:: TASK ::
Make an exact copy of the records, dropping all pictures.

:: RECORDS FOR THE TASK ::
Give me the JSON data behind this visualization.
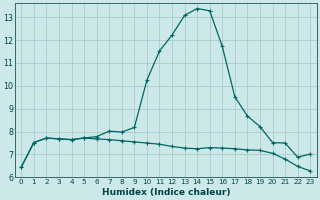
{
  "xlabel": "Humidex (Indice chaleur)",
  "background_color": "#cce8e8",
  "grid_color": "#aacccc",
  "line_color": "#006666",
  "xlim": [
    -0.5,
    23.5
  ],
  "ylim": [
    6.0,
    13.6
  ],
  "yticks": [
    6,
    7,
    8,
    9,
    10,
    11,
    12,
    13
  ],
  "xticks": [
    0,
    1,
    2,
    3,
    4,
    5,
    6,
    7,
    8,
    9,
    10,
    11,
    12,
    13,
    14,
    15,
    16,
    17,
    18,
    19,
    20,
    21,
    22,
    23
  ],
  "line1_x": [
    0,
    1,
    2,
    3,
    4,
    5,
    6,
    7,
    8,
    9,
    10,
    11,
    12,
    13,
    14,
    15,
    16,
    17,
    18,
    19,
    20,
    21,
    22,
    23
  ],
  "line1_y": [
    6.45,
    7.52,
    7.72,
    7.68,
    7.65,
    7.72,
    7.78,
    8.02,
    7.98,
    8.18,
    10.25,
    11.52,
    12.22,
    13.08,
    13.38,
    13.28,
    11.72,
    9.52,
    8.68,
    8.22,
    7.52,
    7.5,
    6.88,
    7.02
  ],
  "line2_x": [
    0,
    1,
    2,
    3,
    4,
    5,
    6,
    7,
    8,
    9,
    10,
    11,
    12,
    13,
    14,
    15,
    16,
    17,
    18,
    19,
    20,
    21,
    22,
    23
  ],
  "line2_y": [
    6.45,
    7.52,
    7.72,
    7.68,
    7.65,
    7.72,
    7.68,
    7.65,
    7.6,
    7.55,
    7.5,
    7.45,
    7.35,
    7.28,
    7.25,
    7.3,
    7.28,
    7.25,
    7.2,
    7.18,
    7.05,
    6.8,
    6.48,
    6.28
  ]
}
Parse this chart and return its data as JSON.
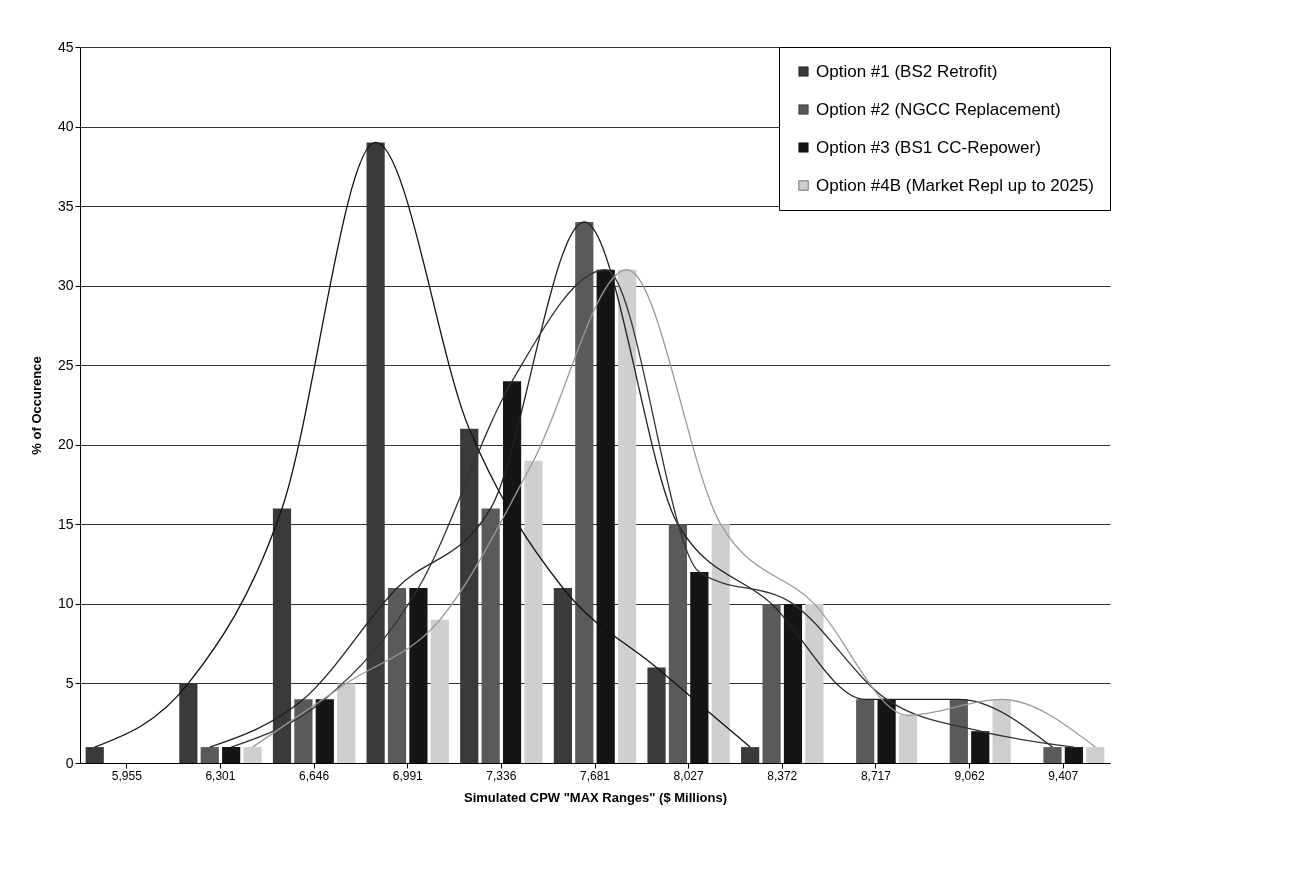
{
  "chart_data": {
    "type": "bar",
    "xlabel": "Simulated CPW  \"MAX Ranges\" ($  Millions)",
    "ylabel": "% of Occurence",
    "categories": [
      "5,955",
      "6,301",
      "6,646",
      "6,991",
      "7,336",
      "7,681",
      "8,027",
      "8,372",
      "8,717",
      "9,062",
      "9,407"
    ],
    "series": [
      {
        "name": "Option #1 (BS2 Retrofit)",
        "color": "#3a3a3a",
        "values": [
          1,
          5,
          16,
          39,
          21,
          11,
          6,
          1,
          0,
          0,
          0
        ]
      },
      {
        "name": "Option #2 (NGCC Replacement)",
        "color": "#5a5a5a",
        "values": [
          0,
          1,
          4,
          11,
          16,
          34,
          15,
          10,
          4,
          4,
          1
        ]
      },
      {
        "name": "Option #3 (BS1 CC-Repower)",
        "color": "#151515",
        "values": [
          0,
          1,
          4,
          11,
          24,
          31,
          12,
          10,
          4,
          2,
          1
        ]
      },
      {
        "name": "Option #4B (Market Repl up to 2025)",
        "color": "#cfcfcf",
        "values": [
          0,
          1,
          5,
          9,
          19,
          31,
          15,
          10,
          3,
          4,
          1
        ]
      },
      {
        "type": "line",
        "color": "#111111",
        "values": [
          1,
          5,
          16,
          39,
          21,
          11,
          6,
          1,
          null,
          null,
          null
        ]
      },
      {
        "type": "line",
        "color": "#222222",
        "values": [
          null,
          1,
          4,
          11,
          16,
          34,
          15,
          10,
          4,
          4,
          1
        ]
      },
      {
        "type": "line",
        "color": "#333333",
        "values": [
          null,
          1,
          4,
          11,
          24,
          31,
          12,
          10,
          4,
          2,
          1
        ]
      },
      {
        "type": "line",
        "color": "#999999",
        "values": [
          null,
          1,
          5,
          9,
          19,
          31,
          15,
          10,
          3,
          4,
          1
        ]
      }
    ],
    "ylim": [
      0,
      45
    ],
    "yticks": [
      0,
      5,
      10,
      15,
      20,
      25,
      30,
      35,
      40,
      45
    ],
    "grid": "y",
    "legend": "top right"
  }
}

:: RESULT ::
Give me the JSON data behind this visualization.
{
  "xlabel": "Humidex (Indice chaleur)",
  "background_color": "#cce8e8",
  "grid_color": "#aacccc",
  "line_color": "#006666",
  "xlim": [
    -0.5,
    23.5
  ],
  "ylim": [
    6.0,
    13.6
  ],
  "yticks": [
    6,
    7,
    8,
    9,
    10,
    11,
    12,
    13
  ],
  "xticks": [
    0,
    1,
    2,
    3,
    4,
    5,
    6,
    7,
    8,
    9,
    10,
    11,
    12,
    13,
    14,
    15,
    16,
    17,
    18,
    19,
    20,
    21,
    22,
    23
  ],
  "line1_x": [
    0,
    1,
    2,
    3,
    4,
    5,
    6,
    7,
    8,
    9,
    10,
    11,
    12,
    13,
    14,
    15,
    16,
    17,
    18,
    19,
    20,
    21,
    22,
    23
  ],
  "line1_y": [
    6.45,
    7.52,
    7.72,
    7.68,
    7.65,
    7.72,
    7.78,
    8.02,
    7.98,
    8.18,
    10.25,
    11.52,
    12.22,
    13.08,
    13.38,
    13.28,
    11.72,
    9.52,
    8.68,
    8.22,
    7.52,
    7.5,
    6.88,
    7.02
  ],
  "line2_x": [
    0,
    1,
    2,
    3,
    4,
    5,
    6,
    7,
    8,
    9,
    10,
    11,
    12,
    13,
    14,
    15,
    16,
    17,
    18,
    19,
    20,
    21,
    22,
    23
  ],
  "line2_y": [
    6.45,
    7.52,
    7.72,
    7.68,
    7.65,
    7.72,
    7.68,
    7.65,
    7.6,
    7.55,
    7.5,
    7.45,
    7.35,
    7.28,
    7.25,
    7.3,
    7.28,
    7.25,
    7.2,
    7.18,
    7.05,
    6.8,
    6.48,
    6.28
  ]
}
Parse this chart and return its data as JSON.
{
  "chart_data": {
    "type": "bar",
    "xlabel": "Simulated CPW  \"MAX Ranges\" ($  Millions)",
    "ylabel": "% of Occurence",
    "categories": [
      "5,955",
      "6,301",
      "6,646",
      "6,991",
      "7,336",
      "7,681",
      "8,027",
      "8,372",
      "8,717",
      "9,062",
      "9,407"
    ],
    "series": [
      {
        "name": "Option #1 (BS2 Retrofit)",
        "color": "#3a3a3a",
        "values": [
          1,
          5,
          16,
          39,
          21,
          11,
          6,
          1,
          0,
          0,
          0
        ]
      },
      {
        "name": "Option #2 (NGCC Replacement)",
        "color": "#5a5a5a",
        "values": [
          0,
          1,
          4,
          11,
          16,
          34,
          15,
          10,
          4,
          4,
          1
        ]
      },
      {
        "name": "Option #3 (BS1 CC-Repower)",
        "color": "#151515",
        "values": [
          0,
          1,
          4,
          11,
          24,
          31,
          12,
          10,
          4,
          2,
          1
        ]
      },
      {
        "name": "Option #4B (Market Repl up to 2025)",
        "color": "#cfcfcf",
        "values": [
          0,
          1,
          5,
          9,
          19,
          31,
          15,
          10,
          3,
          4,
          1
        ]
      },
      {
        "type": "line",
        "color": "#111111",
        "values": [
          1,
          5,
          16,
          39,
          21,
          11,
          6,
          1,
          null,
          null,
          null
        ]
      },
      {
        "type": "line",
        "color": "#222222",
        "values": [
          null,
          1,
          4,
          11,
          16,
          34,
          15,
          10,
          4,
          4,
          1
        ]
      },
      {
        "type": "line",
        "color": "#333333",
        "values": [
          null,
          1,
          4,
          11,
          24,
          31,
          12,
          10,
          4,
          2,
          1
        ]
      },
      {
        "type": "line",
        "color": "#999999",
        "values": [
          null,
          1,
          5,
          9,
          19,
          31,
          15,
          10,
          3,
          4,
          1
        ]
      }
    ],
    "ylim": [
      0,
      45
    ],
    "yticks": [
      0,
      5,
      10,
      15,
      20,
      25,
      30,
      35,
      40,
      45
    ],
    "grid": "y",
    "legend": "top right"
  }
}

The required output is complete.